- [CHALLENGE] All lines in which the word "Trial" occurs are to be extracted.

- [Stored data]
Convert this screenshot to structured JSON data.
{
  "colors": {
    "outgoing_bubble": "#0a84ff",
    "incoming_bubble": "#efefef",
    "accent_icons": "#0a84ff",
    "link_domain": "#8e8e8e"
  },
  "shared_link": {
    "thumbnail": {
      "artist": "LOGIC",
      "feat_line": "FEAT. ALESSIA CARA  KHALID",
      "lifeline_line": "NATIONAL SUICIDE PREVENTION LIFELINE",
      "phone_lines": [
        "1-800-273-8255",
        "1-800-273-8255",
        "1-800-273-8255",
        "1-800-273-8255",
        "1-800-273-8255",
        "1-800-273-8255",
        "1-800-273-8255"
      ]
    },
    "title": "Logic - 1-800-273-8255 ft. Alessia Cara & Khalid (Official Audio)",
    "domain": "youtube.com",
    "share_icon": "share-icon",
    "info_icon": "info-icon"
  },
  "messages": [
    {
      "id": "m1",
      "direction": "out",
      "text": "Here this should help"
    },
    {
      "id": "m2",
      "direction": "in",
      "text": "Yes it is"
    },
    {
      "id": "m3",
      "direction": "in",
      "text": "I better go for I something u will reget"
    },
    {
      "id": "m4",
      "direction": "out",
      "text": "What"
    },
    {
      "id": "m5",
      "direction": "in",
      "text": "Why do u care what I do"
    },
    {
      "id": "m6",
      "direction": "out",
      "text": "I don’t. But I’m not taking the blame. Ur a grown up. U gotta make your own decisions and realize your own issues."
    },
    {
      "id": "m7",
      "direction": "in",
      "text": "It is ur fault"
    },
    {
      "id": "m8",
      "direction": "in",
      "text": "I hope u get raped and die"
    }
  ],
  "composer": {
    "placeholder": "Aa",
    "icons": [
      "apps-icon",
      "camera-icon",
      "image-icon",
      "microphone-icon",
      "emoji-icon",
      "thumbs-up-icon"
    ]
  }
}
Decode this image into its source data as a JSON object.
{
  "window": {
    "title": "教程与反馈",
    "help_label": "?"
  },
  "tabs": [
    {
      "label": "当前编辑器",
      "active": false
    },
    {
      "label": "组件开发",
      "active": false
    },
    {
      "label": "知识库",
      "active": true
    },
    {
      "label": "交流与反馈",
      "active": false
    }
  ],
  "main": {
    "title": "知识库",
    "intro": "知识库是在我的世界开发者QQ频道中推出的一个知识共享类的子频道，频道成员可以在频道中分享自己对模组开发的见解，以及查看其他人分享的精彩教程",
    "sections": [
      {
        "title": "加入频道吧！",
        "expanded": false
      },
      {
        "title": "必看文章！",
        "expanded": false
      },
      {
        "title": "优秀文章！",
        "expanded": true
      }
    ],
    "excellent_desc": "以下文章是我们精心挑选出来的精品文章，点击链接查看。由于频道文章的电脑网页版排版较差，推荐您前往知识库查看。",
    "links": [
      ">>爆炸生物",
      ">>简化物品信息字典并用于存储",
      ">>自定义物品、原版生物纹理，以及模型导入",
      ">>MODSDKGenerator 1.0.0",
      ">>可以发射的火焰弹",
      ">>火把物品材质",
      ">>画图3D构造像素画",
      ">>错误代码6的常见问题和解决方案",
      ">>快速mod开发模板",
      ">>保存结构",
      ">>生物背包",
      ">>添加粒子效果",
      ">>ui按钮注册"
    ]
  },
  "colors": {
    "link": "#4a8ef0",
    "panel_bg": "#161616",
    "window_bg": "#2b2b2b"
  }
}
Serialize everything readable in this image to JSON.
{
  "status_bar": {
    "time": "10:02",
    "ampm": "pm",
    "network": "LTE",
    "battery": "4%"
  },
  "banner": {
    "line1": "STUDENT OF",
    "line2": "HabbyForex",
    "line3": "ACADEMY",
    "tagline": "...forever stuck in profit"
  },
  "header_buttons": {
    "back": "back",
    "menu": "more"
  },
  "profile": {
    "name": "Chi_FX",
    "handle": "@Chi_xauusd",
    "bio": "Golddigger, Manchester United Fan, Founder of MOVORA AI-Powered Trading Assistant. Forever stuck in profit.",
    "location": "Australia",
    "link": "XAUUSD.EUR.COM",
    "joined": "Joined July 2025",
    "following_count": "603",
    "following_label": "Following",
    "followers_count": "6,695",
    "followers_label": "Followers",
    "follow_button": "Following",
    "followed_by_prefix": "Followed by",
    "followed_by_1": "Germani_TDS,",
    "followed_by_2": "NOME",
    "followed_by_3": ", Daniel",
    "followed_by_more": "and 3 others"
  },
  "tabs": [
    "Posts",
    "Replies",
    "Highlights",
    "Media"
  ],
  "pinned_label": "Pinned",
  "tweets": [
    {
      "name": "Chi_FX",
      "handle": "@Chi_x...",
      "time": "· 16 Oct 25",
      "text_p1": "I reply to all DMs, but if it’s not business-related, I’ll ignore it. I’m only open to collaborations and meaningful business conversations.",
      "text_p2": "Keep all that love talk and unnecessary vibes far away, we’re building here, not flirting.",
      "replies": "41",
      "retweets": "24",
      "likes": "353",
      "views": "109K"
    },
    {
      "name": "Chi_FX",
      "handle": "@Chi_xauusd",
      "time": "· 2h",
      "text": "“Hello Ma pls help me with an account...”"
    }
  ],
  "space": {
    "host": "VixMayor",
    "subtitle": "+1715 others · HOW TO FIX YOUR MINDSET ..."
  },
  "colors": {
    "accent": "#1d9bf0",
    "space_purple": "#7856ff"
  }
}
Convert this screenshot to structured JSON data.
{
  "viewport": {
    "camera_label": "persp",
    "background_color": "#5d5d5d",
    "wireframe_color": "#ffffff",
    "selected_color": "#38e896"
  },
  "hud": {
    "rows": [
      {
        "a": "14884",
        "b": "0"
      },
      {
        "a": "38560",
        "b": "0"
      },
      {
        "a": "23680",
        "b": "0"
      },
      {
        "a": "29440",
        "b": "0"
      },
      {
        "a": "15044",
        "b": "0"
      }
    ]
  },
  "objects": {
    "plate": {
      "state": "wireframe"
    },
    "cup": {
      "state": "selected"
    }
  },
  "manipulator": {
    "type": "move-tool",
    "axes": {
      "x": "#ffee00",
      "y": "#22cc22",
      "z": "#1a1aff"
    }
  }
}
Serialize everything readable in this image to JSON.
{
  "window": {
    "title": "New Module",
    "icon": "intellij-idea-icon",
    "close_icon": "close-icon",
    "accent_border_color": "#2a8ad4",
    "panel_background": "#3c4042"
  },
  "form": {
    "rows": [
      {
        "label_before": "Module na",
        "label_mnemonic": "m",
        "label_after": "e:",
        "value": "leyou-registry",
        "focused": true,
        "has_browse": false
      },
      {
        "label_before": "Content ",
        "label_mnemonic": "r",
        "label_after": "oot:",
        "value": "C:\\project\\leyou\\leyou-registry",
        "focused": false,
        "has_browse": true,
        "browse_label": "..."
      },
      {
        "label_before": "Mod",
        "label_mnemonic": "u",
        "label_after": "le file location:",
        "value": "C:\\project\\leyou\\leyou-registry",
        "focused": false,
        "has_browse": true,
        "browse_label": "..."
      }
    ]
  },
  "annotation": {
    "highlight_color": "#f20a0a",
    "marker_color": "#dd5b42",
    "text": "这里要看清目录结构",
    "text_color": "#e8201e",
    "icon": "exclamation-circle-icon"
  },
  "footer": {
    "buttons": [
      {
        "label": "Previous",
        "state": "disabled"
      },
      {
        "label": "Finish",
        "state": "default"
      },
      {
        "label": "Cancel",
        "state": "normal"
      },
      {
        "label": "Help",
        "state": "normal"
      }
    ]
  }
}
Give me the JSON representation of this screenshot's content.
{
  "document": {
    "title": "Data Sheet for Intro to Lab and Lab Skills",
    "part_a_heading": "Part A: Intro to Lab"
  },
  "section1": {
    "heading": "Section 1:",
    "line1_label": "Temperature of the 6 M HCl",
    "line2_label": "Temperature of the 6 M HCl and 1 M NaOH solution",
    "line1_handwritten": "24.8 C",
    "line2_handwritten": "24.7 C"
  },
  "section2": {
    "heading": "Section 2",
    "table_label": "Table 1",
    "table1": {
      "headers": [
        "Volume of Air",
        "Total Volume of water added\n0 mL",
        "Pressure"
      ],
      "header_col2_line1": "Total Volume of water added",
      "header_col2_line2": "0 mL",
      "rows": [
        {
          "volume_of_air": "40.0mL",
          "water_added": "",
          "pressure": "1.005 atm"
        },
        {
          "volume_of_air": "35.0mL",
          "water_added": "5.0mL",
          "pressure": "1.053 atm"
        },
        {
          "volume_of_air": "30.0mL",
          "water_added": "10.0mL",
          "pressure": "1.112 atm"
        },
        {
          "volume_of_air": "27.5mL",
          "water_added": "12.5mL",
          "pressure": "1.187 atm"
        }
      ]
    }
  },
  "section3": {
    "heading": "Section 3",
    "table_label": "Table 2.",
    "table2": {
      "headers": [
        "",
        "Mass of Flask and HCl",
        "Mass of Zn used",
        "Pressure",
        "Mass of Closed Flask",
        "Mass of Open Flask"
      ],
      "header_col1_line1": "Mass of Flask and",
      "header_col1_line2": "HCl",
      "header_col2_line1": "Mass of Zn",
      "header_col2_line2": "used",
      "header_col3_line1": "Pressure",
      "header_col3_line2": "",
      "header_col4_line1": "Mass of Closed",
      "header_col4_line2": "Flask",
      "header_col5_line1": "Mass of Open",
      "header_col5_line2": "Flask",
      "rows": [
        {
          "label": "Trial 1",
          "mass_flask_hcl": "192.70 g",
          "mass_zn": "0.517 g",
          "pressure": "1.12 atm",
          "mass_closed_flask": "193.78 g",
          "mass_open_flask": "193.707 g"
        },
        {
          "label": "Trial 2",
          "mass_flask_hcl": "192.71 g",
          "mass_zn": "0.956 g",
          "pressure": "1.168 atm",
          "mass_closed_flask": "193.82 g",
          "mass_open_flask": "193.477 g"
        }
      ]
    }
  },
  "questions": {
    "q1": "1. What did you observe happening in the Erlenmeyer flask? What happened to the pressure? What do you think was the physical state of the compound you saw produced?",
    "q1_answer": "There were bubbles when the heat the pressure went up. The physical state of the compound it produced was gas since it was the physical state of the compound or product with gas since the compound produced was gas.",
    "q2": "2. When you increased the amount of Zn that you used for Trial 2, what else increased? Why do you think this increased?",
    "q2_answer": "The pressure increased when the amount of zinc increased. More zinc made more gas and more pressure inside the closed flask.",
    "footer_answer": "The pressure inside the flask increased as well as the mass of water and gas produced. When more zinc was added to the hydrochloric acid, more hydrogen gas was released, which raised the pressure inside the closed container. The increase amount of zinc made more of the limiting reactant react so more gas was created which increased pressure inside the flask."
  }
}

- [FINISHED EXERCISE]
          "label": "Trial 1",
          "label": "Trial 2",
    "q2": "2. When you increased the amount of Zn that you used for Trial 2, what else increased? Why do you think this increased?",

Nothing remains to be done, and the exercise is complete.